■ Exercise description: Repeat each record below exactly, dropping the pictures.

─── Data to process ───

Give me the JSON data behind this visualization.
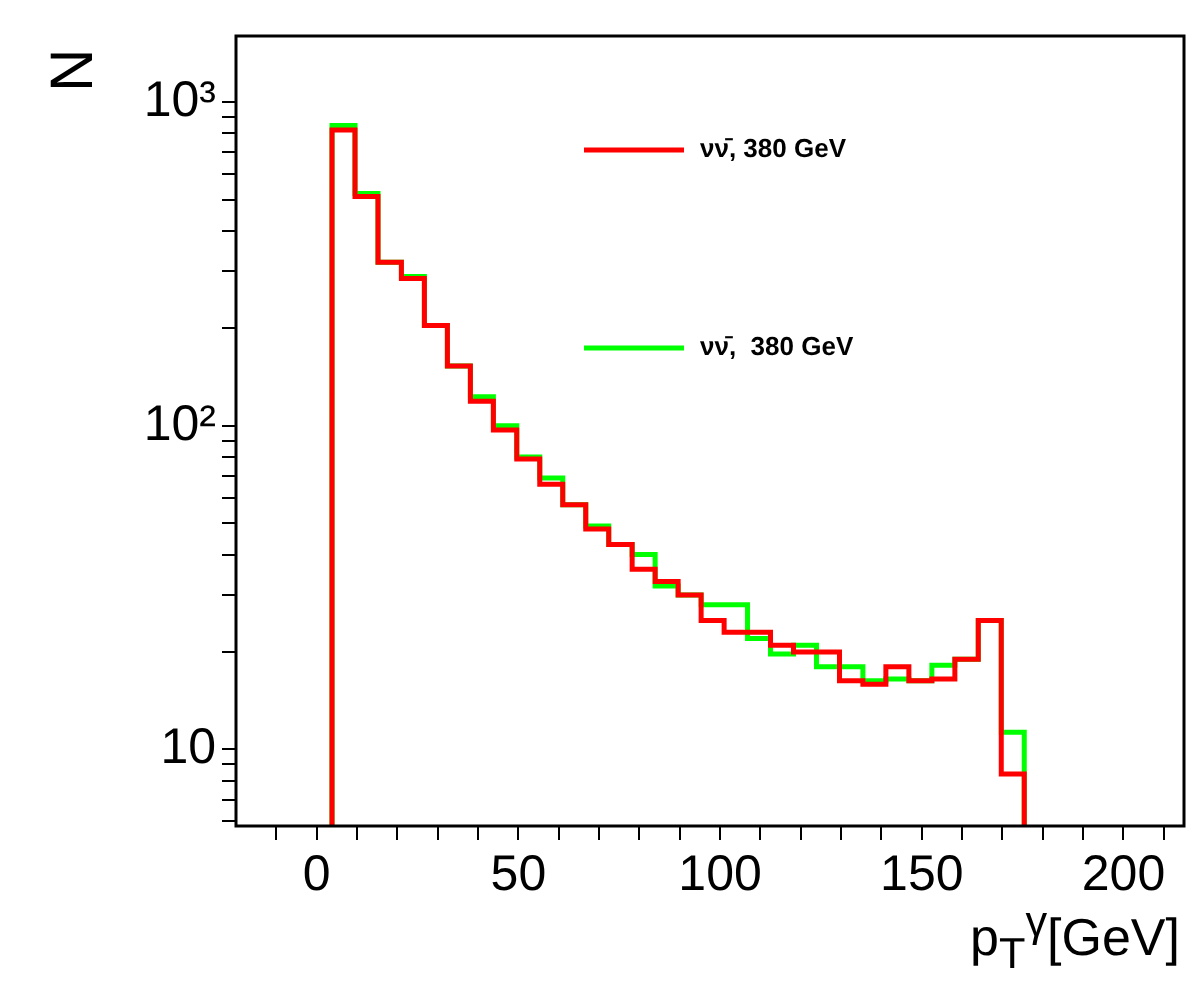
{
  "chart_data": {
    "type": "histogram",
    "xlabel": "p$_{T}$$^{γ}$[GeV]",
    "ylabel": "N",
    "bins": [
      3.8,
      9.5,
      15.2,
      21.0,
      26.7,
      32.4,
      38.1,
      43.8,
      49.6,
      55.3,
      61.0,
      66.7,
      72.4,
      78.2,
      83.9,
      89.6,
      95.3,
      101.0,
      106.8,
      112.5,
      118.2,
      123.9,
      129.6,
      135.4,
      141.1,
      146.8,
      152.5,
      158.2,
      164.0,
      169.7,
      175.4
    ],
    "series": [
      {
        "name": "νν̄, 380 GeV",
        "color": "#ff0000",
        "values": [
          820,
          511,
          320,
          285,
          204,
          153,
          119,
          97,
          79,
          66,
          57,
          48,
          43,
          36,
          33,
          30,
          25,
          23,
          23,
          21,
          20,
          20,
          16.3,
          15.9,
          18,
          16.3,
          16.5,
          19,
          25,
          8.4
        ]
      },
      {
        "name": "νν̄,  380 GeV",
        "color": "#00ff00",
        "values": [
          847,
          522,
          320,
          289,
          204,
          153,
          123,
          100,
          80,
          69,
          57,
          49,
          43,
          40,
          32,
          30,
          28,
          28,
          22,
          19.7,
          21,
          18,
          18,
          16.3,
          16.5,
          16.3,
          18.2,
          19,
          25,
          11.3
        ]
      }
    ],
    "xlim": [
      -20,
      215
    ],
    "xticks": [
      {
        "value": -10,
        "label": null
      },
      {
        "value": 0,
        "label": "0"
      },
      {
        "value": 10,
        "label": null
      },
      {
        "value": 20,
        "label": null
      },
      {
        "value": 30,
        "label": null
      },
      {
        "value": 40,
        "label": null
      },
      {
        "value": 50,
        "label": "50"
      },
      {
        "value": 60,
        "label": null
      },
      {
        "value": 70,
        "label": null
      },
      {
        "value": 80,
        "label": null
      },
      {
        "value": 90,
        "label": null
      },
      {
        "value": 100,
        "label": "100"
      },
      {
        "value": 110,
        "label": null
      },
      {
        "value": 120,
        "label": null
      },
      {
        "value": 130,
        "label": null
      },
      {
        "value": 140,
        "label": null
      },
      {
        "value": 150,
        "label": "150"
      },
      {
        "value": 160,
        "label": null
      },
      {
        "value": 170,
        "label": null
      },
      {
        "value": 180,
        "label": null
      },
      {
        "value": 190,
        "label": null
      },
      {
        "value": 200,
        "label": "200"
      },
      {
        "value": 210,
        "label": null
      }
    ],
    "ylim": [
      5.8,
      1600
    ],
    "yticks": [
      {
        "value": 6,
        "label": null
      },
      {
        "value": 7,
        "label": null
      },
      {
        "value": 8,
        "label": null
      },
      {
        "value": 9,
        "label": null
      },
      {
        "value": 10,
        "label": "10"
      },
      {
        "value": 20,
        "label": null
      },
      {
        "value": 30,
        "label": null
      },
      {
        "value": 40,
        "label": null
      },
      {
        "value": 50,
        "label": null
      },
      {
        "value": 60,
        "label": null
      },
      {
        "value": 70,
        "label": null
      },
      {
        "value": 80,
        "label": null
      },
      {
        "value": 90,
        "label": null
      },
      {
        "value": 100,
        "label": "10²"
      },
      {
        "value": 200,
        "label": null
      },
      {
        "value": 300,
        "label": null
      },
      {
        "value": 400,
        "label": null
      },
      {
        "value": 500,
        "label": null
      },
      {
        "value": 600,
        "label": null
      },
      {
        "value": 700,
        "label": null
      },
      {
        "value": 800,
        "label": null
      },
      {
        "value": 900,
        "label": null
      },
      {
        "value": 1000,
        "label": "10³"
      }
    ],
    "log": "y",
    "legend": "top right",
    "grid": false
  }
}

───

■ Solution to the exercise:
Give me the JSON data behind this visualization.
{
  "chart_data": {
    "type": "histogram",
    "xlabel": "p$_{T}$$^{γ}$[GeV]",
    "ylabel": "N",
    "bins": [
      3.8,
      9.5,
      15.2,
      21.0,
      26.7,
      32.4,
      38.1,
      43.8,
      49.6,
      55.3,
      61.0,
      66.7,
      72.4,
      78.2,
      83.9,
      89.6,
      95.3,
      101.0,
      106.8,
      112.5,
      118.2,
      123.9,
      129.6,
      135.4,
      141.1,
      146.8,
      152.5,
      158.2,
      164.0,
      169.7,
      175.4
    ],
    "series": [
      {
        "name": "νν̄, 380 GeV",
        "color": "#ff0000",
        "values": [
          820,
          511,
          320,
          285,
          204,
          153,
          119,
          97,
          79,
          66,
          57,
          48,
          43,
          36,
          33,
          30,
          25,
          23,
          23,
          21,
          20,
          20,
          16.3,
          15.9,
          18,
          16.3,
          16.5,
          19,
          25,
          8.4
        ]
      },
      {
        "name": "νν̄,  380 GeV",
        "color": "#00ff00",
        "values": [
          847,
          522,
          320,
          289,
          204,
          153,
          123,
          100,
          80,
          69,
          57,
          49,
          43,
          40,
          32,
          30,
          28,
          28,
          22,
          19.7,
          21,
          18,
          18,
          16.3,
          16.5,
          16.3,
          18.2,
          19,
          25,
          11.3
        ]
      }
    ],
    "xlim": [
      -20,
      215
    ],
    "xticks": [
      {
        "value": -10,
        "label": null
      },
      {
        "value": 0,
        "label": "0"
      },
      {
        "value": 10,
        "label": null
      },
      {
        "value": 20,
        "label": null
      },
      {
        "value": 30,
        "label": null
      },
      {
        "value": 40,
        "label": null
      },
      {
        "value": 50,
        "label": "50"
      },
      {
        "value": 60,
        "label": null
      },
      {
        "value": 70,
        "label": null
      },
      {
        "value": 80,
        "label": null
      },
      {
        "value": 90,
        "label": null
      },
      {
        "value": 100,
        "label": "100"
      },
      {
        "value": 110,
        "label": null
      },
      {
        "value": 120,
        "label": null
      },
      {
        "value": 130,
        "label": null
      },
      {
        "value": 140,
        "label": null
      },
      {
        "value": 150,
        "label": "150"
      },
      {
        "value": 160,
        "label": null
      },
      {
        "value": 170,
        "label": null
      },
      {
        "value": 180,
        "label": null
      },
      {
        "value": 190,
        "label": null
      },
      {
        "value": 200,
        "label": "200"
      },
      {
        "value": 210,
        "label": null
      }
    ],
    "ylim": [
      5.8,
      1600
    ],
    "yticks": [
      {
        "value": 6,
        "label": null
      },
      {
        "value": 7,
        "label": null
      },
      {
        "value": 8,
        "label": null
      },
      {
        "value": 9,
        "label": null
      },
      {
        "value": 10,
        "label": "10"
      },
      {
        "value": 20,
        "label": null
      },
      {
        "value": 30,
        "label": null
      },
      {
        "value": 40,
        "label": null
      },
      {
        "value": 50,
        "label": null
      },
      {
        "value": 60,
        "label": null
      },
      {
        "value": 70,
        "label": null
      },
      {
        "value": 80,
        "label": null
      },
      {
        "value": 90,
        "label": null
      },
      {
        "value": 100,
        "label": "10²"
      },
      {
        "value": 200,
        "label": null
      },
      {
        "value": 300,
        "label": null
      },
      {
        "value": 400,
        "label": null
      },
      {
        "value": 500,
        "label": null
      },
      {
        "value": 600,
        "label": null
      },
      {
        "value": 700,
        "label": null
      },
      {
        "value": 800,
        "label": null
      },
      {
        "value": 900,
        "label": null
      },
      {
        "value": 1000,
        "label": "10³"
      }
    ],
    "log": "y",
    "legend": "top right",
    "grid": false
  }
}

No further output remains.